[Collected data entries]
________
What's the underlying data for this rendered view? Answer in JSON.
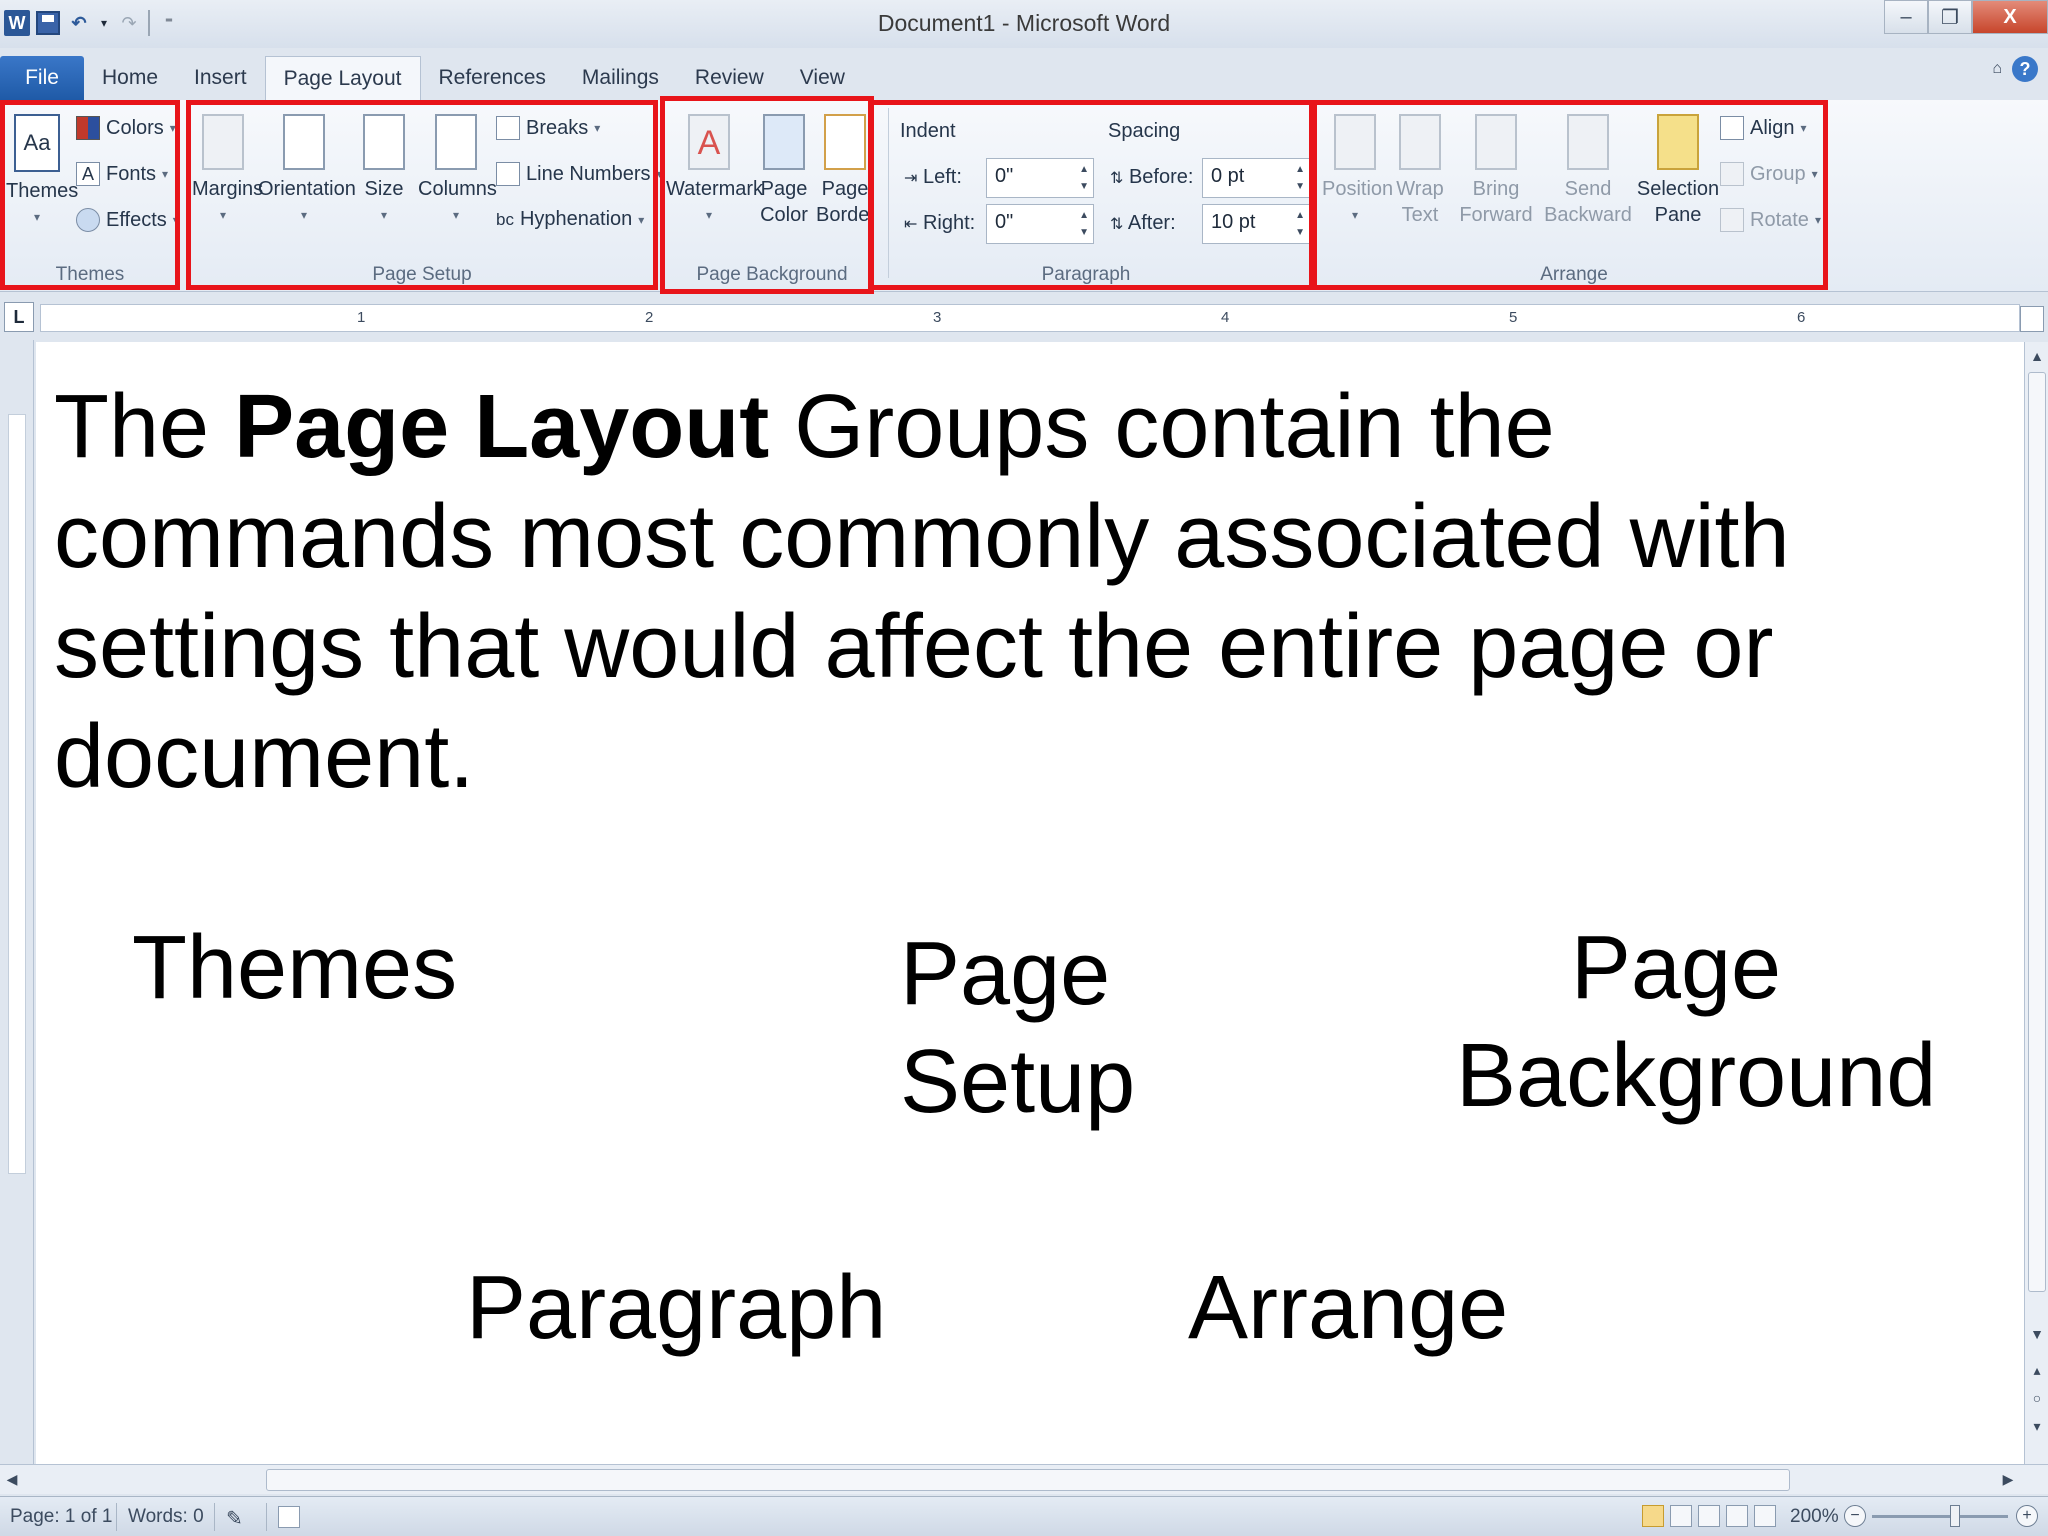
{
  "window": {
    "title": "Document1  -  Microsoft Word",
    "minimize": "–",
    "restore": "❐",
    "close": "X"
  },
  "qat": {
    "app_icon": "W",
    "undo": "↶",
    "undo_drop": "▾",
    "redo": "↷",
    "customize": "⁼"
  },
  "tabs": [
    {
      "label": "File"
    },
    {
      "label": "Home"
    },
    {
      "label": "Insert"
    },
    {
      "label": "Page Layout",
      "active": true
    },
    {
      "label": "References"
    },
    {
      "label": "Mailings"
    },
    {
      "label": "Review"
    },
    {
      "label": "View"
    }
  ],
  "tabs_right": {
    "minimize_ribbon": "⌂",
    "help": "?"
  },
  "ribbon": {
    "themes": {
      "label": "Themes",
      "themes_btn": "Themes",
      "themes_glyph": "Aa",
      "colors": "Colors",
      "fonts": "Fonts",
      "fonts_glyph": "A",
      "effects": "Effects"
    },
    "page_setup": {
      "label": "Page Setup",
      "margins": "Margins",
      "orientation": "Orientation",
      "size": "Size",
      "columns": "Columns",
      "breaks": "Breaks",
      "line_numbers": "Line Numbers",
      "hyphenation": "Hyphenation",
      "hyphenation_glyph": "bc"
    },
    "page_background": {
      "label": "Page Background",
      "watermark": "Watermark",
      "page_color_1": "Page",
      "page_color_2": "Color",
      "page_borders_1": "Page",
      "page_borders_2": "Borders"
    },
    "paragraph": {
      "label": "Paragraph",
      "indent": "Indent",
      "spacing": "Spacing",
      "left_label": "Left:",
      "left_value": "0\"",
      "right_label": "Right:",
      "right_value": "0\"",
      "before_label": "Before:",
      "before_value": "0 pt",
      "after_label": "After:",
      "after_value": "10 pt"
    },
    "arrange": {
      "label": "Arrange",
      "position": "Position",
      "wrap_1": "Wrap",
      "wrap_2": "Text",
      "bring_1": "Bring",
      "bring_2": "Forward",
      "send_1": "Send",
      "send_2": "Backward",
      "selection_1": "Selection",
      "selection_2": "Pane",
      "align": "Align",
      "group": "Group",
      "rotate": "Rotate"
    }
  },
  "ruler": {
    "tab_selector": "L",
    "numbers": [
      "1",
      "2",
      "3",
      "4",
      "5",
      "6"
    ]
  },
  "document": {
    "para_pre": "The ",
    "para_bold": "Page Layout",
    "para_post": " Groups contain the commands most commonly associated with settings that would affect the entire page or document.",
    "word_themes": "Themes",
    "word_page_setup_1": "Page",
    "word_page_setup_2": "Setup",
    "word_page_bg_1": "Page",
    "word_page_bg_2": "Background",
    "word_paragraph": "Paragraph",
    "word_arrange": "Arrange"
  },
  "status": {
    "page": "Page: 1 of 1",
    "words": "Words: 0",
    "zoom": "200%",
    "zoom_minus": "−",
    "zoom_plus": "+"
  },
  "colors": {
    "highlight_box": "#e8141a",
    "file_tab": "#2a66b5"
  }
}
________
What is expected
Copy all the data exactly as written, but skip any picture.

Full answer
What's the underlying data for this rendered view? Answer in JSON.
{
  "window": {
    "title": "Document1  -  Microsoft Word",
    "minimize": "–",
    "restore": "❐",
    "close": "X"
  },
  "qat": {
    "app_icon": "W",
    "undo": "↶",
    "undo_drop": "▾",
    "redo": "↷",
    "customize": "⁼"
  },
  "tabs": [
    {
      "label": "File"
    },
    {
      "label": "Home"
    },
    {
      "label": "Insert"
    },
    {
      "label": "Page Layout",
      "active": true
    },
    {
      "label": "References"
    },
    {
      "label": "Mailings"
    },
    {
      "label": "Review"
    },
    {
      "label": "View"
    }
  ],
  "tabs_right": {
    "minimize_ribbon": "⌂",
    "help": "?"
  },
  "ribbon": {
    "themes": {
      "label": "Themes",
      "themes_btn": "Themes",
      "themes_glyph": "Aa",
      "colors": "Colors",
      "fonts": "Fonts",
      "fonts_glyph": "A",
      "effects": "Effects"
    },
    "page_setup": {
      "label": "Page Setup",
      "margins": "Margins",
      "orientation": "Orientation",
      "size": "Size",
      "columns": "Columns",
      "breaks": "Breaks",
      "line_numbers": "Line Numbers",
      "hyphenation": "Hyphenation",
      "hyphenation_glyph": "bc"
    },
    "page_background": {
      "label": "Page Background",
      "watermark": "Watermark",
      "page_color_1": "Page",
      "page_color_2": "Color",
      "page_borders_1": "Page",
      "page_borders_2": "Borders"
    },
    "paragraph": {
      "label": "Paragraph",
      "indent": "Indent",
      "spacing": "Spacing",
      "left_label": "Left:",
      "left_value": "0\"",
      "right_label": "Right:",
      "right_value": "0\"",
      "before_label": "Before:",
      "before_value": "0 pt",
      "after_label": "After:",
      "after_value": "10 pt"
    },
    "arrange": {
      "label": "Arrange",
      "position": "Position",
      "wrap_1": "Wrap",
      "wrap_2": "Text",
      "bring_1": "Bring",
      "bring_2": "Forward",
      "send_1": "Send",
      "send_2": "Backward",
      "selection_1": "Selection",
      "selection_2": "Pane",
      "align": "Align",
      "group": "Group",
      "rotate": "Rotate"
    }
  },
  "ruler": {
    "tab_selector": "L",
    "numbers": [
      "1",
      "2",
      "3",
      "4",
      "5",
      "6"
    ]
  },
  "document": {
    "para_pre": "The ",
    "para_bold": "Page Layout",
    "para_post": " Groups contain the commands most commonly associated with settings that would affect the entire page or document.",
    "word_themes": "Themes",
    "word_page_setup_1": "Page",
    "word_page_setup_2": "Setup",
    "word_page_bg_1": "Page",
    "word_page_bg_2": "Background",
    "word_paragraph": "Paragraph",
    "word_arrange": "Arrange"
  },
  "status": {
    "page": "Page: 1 of 1",
    "words": "Words: 0",
    "zoom": "200%",
    "zoom_minus": "−",
    "zoom_plus": "+"
  },
  "colors": {
    "highlight_box": "#e8141a",
    "file_tab": "#2a66b5"
  }
}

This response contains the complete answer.